# To Snipe or Not to Snipe



## Chaplain Araziel (Dec 28, 2007)

I hear mixed opinions about Scouts with sniper rifles. I recently assembled 2 10 man scout squads w/ all sniper rifles except for the missile launchers. Most people think that this is too much. I wanted everyones input on what they prefer as wargear in a scout squad. I play Dark Angels and like the manstopper shells. I see the good in a 5 man squad with a missile launcher and I am considering assembling one. But I want to keep at least one 10 man sniper squad. Me Likey Sniper Rifles What do You Think?


----------



## Bob_dole (Jan 3, 2008)

You know, I like sniper rifles too. They are a very cute little weapon, question though, do you use the scout infiltrate with sniper rifles? Is there a point? They could easily be flushed out rapidly if you put them out there. 

Snipers in my BA army, strange but very effective.


----------



## Captain Galus (Jan 2, 2008)

i absolutely love sniper rifles; you said you made two squads with all snipes except for the two rockets; i ask do you really need the rockets? ive got only one rocket and nine snipes and im sound as a pound
but then again, the snipes are only good if u infiltrate ur scouts into a good position to harrass the enemy


----------



## Blackhiker (Dec 28, 2007)

the missles are useful to help against enemy armor. because since you can infiltrate you can shoot at the enemy artillery that is pounding your units while hiding behind terrain.


----------



## Archangel (Dec 30, 2007)

My snipers are all about anti infantry. I have a five man squad, 4 snipers and 1 HB. They mash up anything near and far.


----------



## Deceiver (Sep 19, 2007)

they are great vs monstrous creatures and all that high toughness stuff. you always wound on a 4+.


----------



## wolf. (Nov 10, 2007)

Records provided:
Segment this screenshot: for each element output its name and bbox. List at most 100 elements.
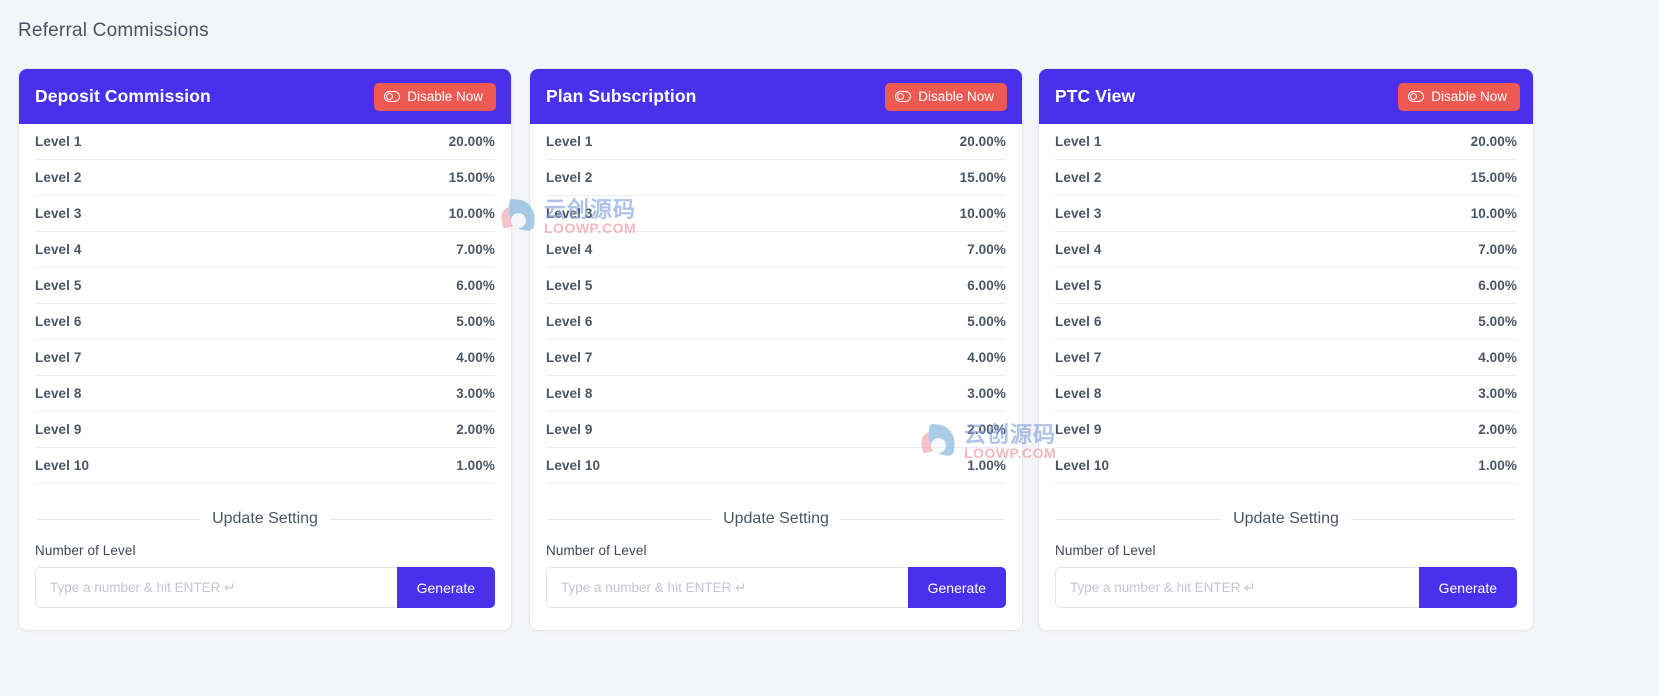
level-value: 4.00% [456,350,495,365]
number-of-level-input[interactable] [1055,567,1419,608]
table-row: Level 1 20.00% [1055,124,1517,160]
level-name: Level 9 [1055,422,1102,437]
update-setting-label: Update Setting [723,510,829,527]
level-name: Level 3 [1055,206,1102,221]
level-value: 10.00% [959,206,1006,221]
level-value: 4.00% [967,350,1006,365]
update-setting-label: Update Setting [1233,510,1339,527]
level-value: 20.00% [448,134,495,149]
update-setting-divider: Update Setting [1055,510,1517,528]
level-value: 1.00% [967,458,1006,473]
level-value: 3.00% [1478,386,1517,401]
level-value: 7.00% [1478,242,1517,257]
level-name: Level 7 [546,350,593,365]
level-value: 3.00% [967,386,1006,401]
level-name: Level 1 [1055,134,1102,149]
disable-now-label: Disable Now [407,89,483,104]
card-body: Level 1 20.00% Level 2 15.00% Level 3 10… [530,124,1022,608]
number-of-level-input-group: Generate [546,567,1006,608]
disable-now-button[interactable]: Disable Now [885,82,1007,111]
table-row: Level 1 20.00% [546,124,1006,160]
update-setting-divider: Update Setting [35,510,495,528]
divider-line-left [548,518,712,520]
table-row: Level 7 4.00% [546,340,1006,376]
level-value: 20.00% [1470,134,1517,149]
table-row: Level 1 20.00% [35,124,495,160]
level-name: Level 10 [546,458,601,473]
level-name: Level 3 [35,206,82,221]
table-row: Level 10 1.00% [35,448,495,484]
card-header: Deposit Commission Disable Now [19,69,511,124]
disable-now-button[interactable]: Disable Now [1398,82,1520,111]
table-row: Level 3 10.00% [546,196,1006,232]
number-of-level-label: Number of Level [546,543,647,558]
generate-button[interactable]: Generate [1418,567,1517,608]
divider-line-right [1350,518,1516,520]
level-value: 2.00% [456,422,495,437]
table-row: Level 4 7.00% [35,232,495,268]
level-name: Level 5 [35,278,82,293]
card-title: PTC View [1055,86,1136,106]
level-name: Level 10 [35,458,90,473]
disable-now-button[interactable]: Disable Now [374,82,496,111]
divider-line-right [329,518,494,520]
card-title: Plan Subscription [546,86,697,106]
level-name: Level 8 [1055,386,1102,401]
table-row: Level 10 1.00% [546,448,1006,484]
number-of-level-input[interactable] [35,567,397,608]
table-row: Level 3 10.00% [35,196,495,232]
table-row: Level 4 7.00% [546,232,1006,268]
toggle-off-icon [384,91,401,102]
level-name: Level 10 [1055,458,1110,473]
card-deposit-commission: Deposit Commission Disable Now Level 1 2… [18,68,512,631]
number-of-level-input-group: Generate [1055,567,1517,608]
level-name: Level 9 [546,422,593,437]
generate-button[interactable]: Generate [396,567,495,608]
level-value: 15.00% [959,170,1006,185]
level-name: Level 4 [546,242,593,257]
level-name: Level 9 [35,422,82,437]
table-row: Level 8 3.00% [546,376,1006,412]
card-header: PTC View Disable Now [1039,69,1533,124]
level-name: Level 2 [546,170,593,185]
table-row: Level 8 3.00% [1055,376,1517,412]
level-name: Level 8 [35,386,82,401]
table-row: Level 7 4.00% [35,340,495,376]
level-value: 6.00% [967,278,1006,293]
commission-cards-container: Deposit Commission Disable Now Level 1 2… [18,68,1641,631]
card-header: Plan Subscription Disable Now [530,69,1022,124]
card-body: Level 1 20.00% Level 2 15.00% Level 3 10… [19,124,511,608]
level-name: Level 1 [546,134,593,149]
number-of-level-input-group: Generate [35,567,495,608]
table-row: Level 2 15.00% [546,160,1006,196]
update-setting-divider: Update Setting [546,510,1006,528]
level-name: Level 7 [1055,350,1102,365]
table-row: Level 9 2.00% [546,412,1006,448]
number-of-level-input[interactable] [546,567,908,608]
page-root: Referral Commissions Deposit Commission … [0,0,1659,696]
disable-now-label: Disable Now [918,89,994,104]
generate-button[interactable]: Generate [907,567,1006,608]
table-row: Level 9 2.00% [35,412,495,448]
table-row: Level 5 6.00% [546,268,1006,304]
level-name: Level 4 [35,242,82,257]
number-of-level-label: Number of Level [1055,543,1156,558]
level-value: 6.00% [456,278,495,293]
level-name: Level 6 [35,314,82,329]
table-row: Level 5 6.00% [1055,268,1517,304]
level-name: Level 8 [546,386,593,401]
table-row: Level 5 6.00% [35,268,495,304]
level-value: 7.00% [456,242,495,257]
level-value: 1.00% [456,458,495,473]
level-name: Level 7 [35,350,82,365]
update-setting-label: Update Setting [212,510,318,527]
level-value: 7.00% [967,242,1006,257]
level-name: Level 6 [546,314,593,329]
table-row: Level 6 5.00% [35,304,495,340]
level-value: 5.00% [1478,314,1517,329]
level-value: 4.00% [1478,350,1517,365]
page-title: Referral Commissions [18,20,209,41]
level-value: 10.00% [448,206,495,221]
level-name: Level 2 [35,170,82,185]
number-of-level-label: Number of Level [35,543,136,558]
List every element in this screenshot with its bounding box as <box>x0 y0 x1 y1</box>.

Problems to work on:
1. Could you reproduce the forum thread on sniper scouts word for word, from "## Archangel (Dec" up to and including "(Sep 19, 2007)"?
2. Can you write out the lines of the records exactly, from the line with "level-value: 4.00% [456,350,495,365]" up to and including the line with "table-row: Level 10 1.00% [35,448,495,484]"?

Results:
1.
## Archangel (Dec 30, 2007)

My snipers are all about anti infantry. I have a five man squad, 4 snipers and 1 HB. They mash up anything near and far.


----------



## Deceiver (Sep 19, 2007)

2.
level-value: 4.00% [456,350,495,365]
number-of-level-input[interactable] [1055,567,1419,608]
table-row: Level 1 20.00% [1055,124,1517,160]
level-name: Level 9 [1055,422,1102,437]
update-setting-label: Update Setting [723,510,829,527]
level-name: Level 3 [1055,206,1102,221]
level-value: 10.00% [959,206,1006,221]
level-value: 4.00% [967,350,1006,365]
update-setting-label: Update Setting [1233,510,1339,527]
level-value: 20.00% [448,134,495,149]
update-setting-divider: Update Setting [1055,510,1517,528]
level-value: 1.00% [967,458,1006,473]
level-value: 3.00% [1478,386,1517,401]
level-value: 7.00% [1478,242,1517,257]
level-name: Level 7 [546,350,593,365]
level-value: 3.00% [967,386,1006,401]
level-name: Level 1 [1055,134,1102,149]
disable-now-label: Disable Now [407,89,483,104]
card-body: Level 1 20.00% Level 2 15.00% Level 3 10… [530,124,1022,608]
number-of-level-input-group: Generate [546,567,1006,608]
disable-now-button[interactable]: Disable Now [885,82,1007,111]
table-row: Level 1 20.00% [546,124,1006,160]
update-setting-divider: Update Setting [35,510,495,528]
divider-line-left [548,518,712,520]
table-row: Level 7 4.00% [546,340,1006,376]
level-value: 20.00% [1470,134,1517,149]
table-row: Level 1 20.00% [35,124,495,160]
level-name: Level 10 [546,458,601,473]
level-name: Level 3 [35,206,82,221]
table-row: Level 10 1.00% [35,448,495,484]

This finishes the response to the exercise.